***** Dataset content *****
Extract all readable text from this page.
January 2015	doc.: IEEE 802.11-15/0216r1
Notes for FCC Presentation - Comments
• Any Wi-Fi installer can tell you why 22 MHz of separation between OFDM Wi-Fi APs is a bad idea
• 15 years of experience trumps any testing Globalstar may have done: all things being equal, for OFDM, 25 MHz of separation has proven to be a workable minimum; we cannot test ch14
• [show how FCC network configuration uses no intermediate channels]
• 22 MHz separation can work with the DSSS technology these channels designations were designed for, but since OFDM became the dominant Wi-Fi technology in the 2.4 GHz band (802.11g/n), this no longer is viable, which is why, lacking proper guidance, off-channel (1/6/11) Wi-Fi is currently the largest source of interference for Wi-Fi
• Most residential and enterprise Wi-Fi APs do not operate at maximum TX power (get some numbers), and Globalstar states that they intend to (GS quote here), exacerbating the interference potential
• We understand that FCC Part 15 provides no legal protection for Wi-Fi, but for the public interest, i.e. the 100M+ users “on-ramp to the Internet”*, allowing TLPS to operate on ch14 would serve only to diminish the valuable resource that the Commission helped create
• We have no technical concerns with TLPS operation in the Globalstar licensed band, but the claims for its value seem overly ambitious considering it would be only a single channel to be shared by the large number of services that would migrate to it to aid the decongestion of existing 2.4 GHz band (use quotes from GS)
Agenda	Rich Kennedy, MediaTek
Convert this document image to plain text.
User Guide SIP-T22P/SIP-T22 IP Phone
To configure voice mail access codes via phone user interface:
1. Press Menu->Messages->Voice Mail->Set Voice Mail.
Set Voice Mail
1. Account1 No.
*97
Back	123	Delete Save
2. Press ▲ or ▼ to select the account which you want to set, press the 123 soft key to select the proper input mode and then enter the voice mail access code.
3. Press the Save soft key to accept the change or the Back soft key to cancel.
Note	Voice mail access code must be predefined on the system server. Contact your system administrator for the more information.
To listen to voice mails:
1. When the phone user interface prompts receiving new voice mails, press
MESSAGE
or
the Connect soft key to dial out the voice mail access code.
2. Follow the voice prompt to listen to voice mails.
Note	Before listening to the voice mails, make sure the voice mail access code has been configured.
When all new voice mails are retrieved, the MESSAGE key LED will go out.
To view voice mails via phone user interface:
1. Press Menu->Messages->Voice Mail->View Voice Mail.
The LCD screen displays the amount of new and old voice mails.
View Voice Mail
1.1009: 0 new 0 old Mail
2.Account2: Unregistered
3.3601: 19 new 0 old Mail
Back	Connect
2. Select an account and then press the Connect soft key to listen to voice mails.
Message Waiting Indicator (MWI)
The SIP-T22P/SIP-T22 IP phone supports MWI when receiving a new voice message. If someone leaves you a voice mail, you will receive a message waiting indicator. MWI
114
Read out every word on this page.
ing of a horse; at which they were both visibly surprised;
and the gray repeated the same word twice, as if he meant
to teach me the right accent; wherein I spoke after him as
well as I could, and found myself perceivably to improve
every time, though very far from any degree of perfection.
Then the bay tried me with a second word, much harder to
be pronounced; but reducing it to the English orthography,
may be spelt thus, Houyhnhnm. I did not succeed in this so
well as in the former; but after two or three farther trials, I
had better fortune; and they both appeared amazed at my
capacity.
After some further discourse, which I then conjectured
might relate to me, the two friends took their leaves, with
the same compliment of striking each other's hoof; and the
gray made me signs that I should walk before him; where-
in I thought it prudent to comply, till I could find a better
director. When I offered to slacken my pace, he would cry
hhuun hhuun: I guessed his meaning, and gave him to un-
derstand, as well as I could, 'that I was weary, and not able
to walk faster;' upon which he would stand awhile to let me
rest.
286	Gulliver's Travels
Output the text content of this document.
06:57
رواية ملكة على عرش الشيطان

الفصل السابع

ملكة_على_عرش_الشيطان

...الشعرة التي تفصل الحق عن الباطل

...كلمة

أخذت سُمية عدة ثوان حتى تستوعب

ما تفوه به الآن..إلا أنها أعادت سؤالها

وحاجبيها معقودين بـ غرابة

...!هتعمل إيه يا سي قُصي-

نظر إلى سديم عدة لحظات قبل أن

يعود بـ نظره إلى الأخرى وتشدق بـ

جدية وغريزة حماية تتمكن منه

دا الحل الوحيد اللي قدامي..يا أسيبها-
*****
**Aim:** Restate each record exactly as written.

**Final answer:**
Extract all readable text from this page.
January 2015	doc.: IEEE 802.11-15/0216r1
Notes for FCC Presentation - Comments
• Any Wi-Fi installer can tell you why 22 MHz of separation between OFDM Wi-Fi APs is a bad idea
• 15 years of experience trumps any testing Globalstar may have done: all things being equal, for OFDM, 25 MHz of separation has proven to be a workable minimum; we cannot test ch14
• [show how FCC network configuration uses no intermediate channels]
• 22 MHz separation can work with the DSSS technology these channels designations were designed for, but since OFDM became the dominant Wi-Fi technology in the 2.4 GHz band (802.11g/n), this no longer is viable, which is why, lacking proper guidance, off-channel (1/6/11) Wi-Fi is currently the largest source of interference for Wi-Fi
• Most residential and enterprise Wi-Fi APs do not operate at maximum TX power (get some numbers), and Globalstar states that they intend to (GS quote here), exacerbating the interference potential
• We understand that FCC Part 15 provides no legal protection for Wi-Fi, but for the public interest, i.e. the 100M+ users “on-ramp to the Internet”*, allowing TLPS to operate on ch14 would serve only to diminish the valuable resource that the Commission helped create
• We have no technical concerns with TLPS operation in the Globalstar licensed band, but the claims for its value seem overly ambitious considering it would be only a single channel to be shared by the large number of services that would migrate to it to aid the decongestion of existing 2.4 GHz band (use quotes from GS)
Agenda	Rich Kennedy, MediaTek
Convert this document image to plain text.
User Guide SIP-T22P/SIP-T22 IP Phone
To configure voice mail access codes via phone user interface:
1. Press Menu->Messages->Voice Mail->Set Voice Mail.
Set Voice Mail
1. Account1 No.
*97
Back	123	Delete Save
2. Press ▲ or ▼ to select the account which you want to set, press the 123 soft key to select the proper input mode and then enter the voice mail access code.
3. Press the Save soft key to accept the change or the Back soft key to cancel.
Note	Voice mail access code must be predefined on the system server. Contact your system administrator for the more information.
To listen to voice mails:
1. When the phone user interface prompts receiving new voice mails, press
MESSAGE
or
the Connect soft key to dial out the voice mail access code.
2. Follow the voice prompt to listen to voice mails.
Note	Before listening to the voice mails, make sure the voice mail access code has been configured.
When all new voice mails are retrieved, the MESSAGE key LED will go out.
To view voice mails via phone user interface:
1. Press Menu->Messages->Voice Mail->View Voice Mail.
The LCD screen displays the amount of new and old voice mails.
View Voice Mail
1.1009: 0 new 0 old Mail
2.Account2: Unregistered
3.3601: 19 new 0 old Mail
Back	Connect
2. Select an account and then press the Connect soft key to listen to voice mails.
Message Waiting Indicator (MWI)
The SIP-T22P/SIP-T22 IP phone supports MWI when receiving a new voice message. If someone leaves you a voice mail, you will receive a message waiting indicator. MWI
114
Read out every word on this page.
ing of a horse; at which they were both visibly surprised;
and the gray repeated the same word twice, as if he meant
to teach me the right accent; wherein I spoke after him as
well as I could, and found myself perceivably to improve
every time, though very far from any degree of perfection.
Then the bay tried me with a second word, much harder to
be pronounced; but reducing it to the English orthography,
may be spelt thus, Houyhnhnm. I did not succeed in this so
well as in the former; but after two or three farther trials, I
had better fortune; and they both appeared amazed at my
capacity.
After some further discourse, which I then conjectured
might relate to me, the two friends took their leaves, with
the same compliment of striking each other's hoof; and the
gray made me signs that I should walk before him; where-
in I thought it prudent to comply, till I could find a better
director. When I offered to slacken my pace, he would cry
hhuun hhuun: I guessed his meaning, and gave him to un-
derstand, as well as I could, 'that I was weary, and not able
to walk faster;' upon which he would stand awhile to let me
rest.
286	Gulliver's Travels
Output the text content of this document.
06:57
رواية ملكة على عرش الشيطان

الفصل السابع

ملكة_على_عرش_الشيطان

...الشعرة التي تفصل الحق عن الباطل

...كلمة

أخذت سُمية عدة ثوان حتى تستوعب

ما تفوه به الآن..إلا أنها أعادت سؤالها

وحاجبيها معقودين بـ غرابة

...!هتعمل إيه يا سي قُصي-

نظر إلى سديم عدة لحظات قبل أن

يعود بـ نظره إلى الأخرى وتشدق بـ

جدية وغريزة حماية تتمكن منه

دا الحل الوحيد اللي قدامي..يا أسيبها-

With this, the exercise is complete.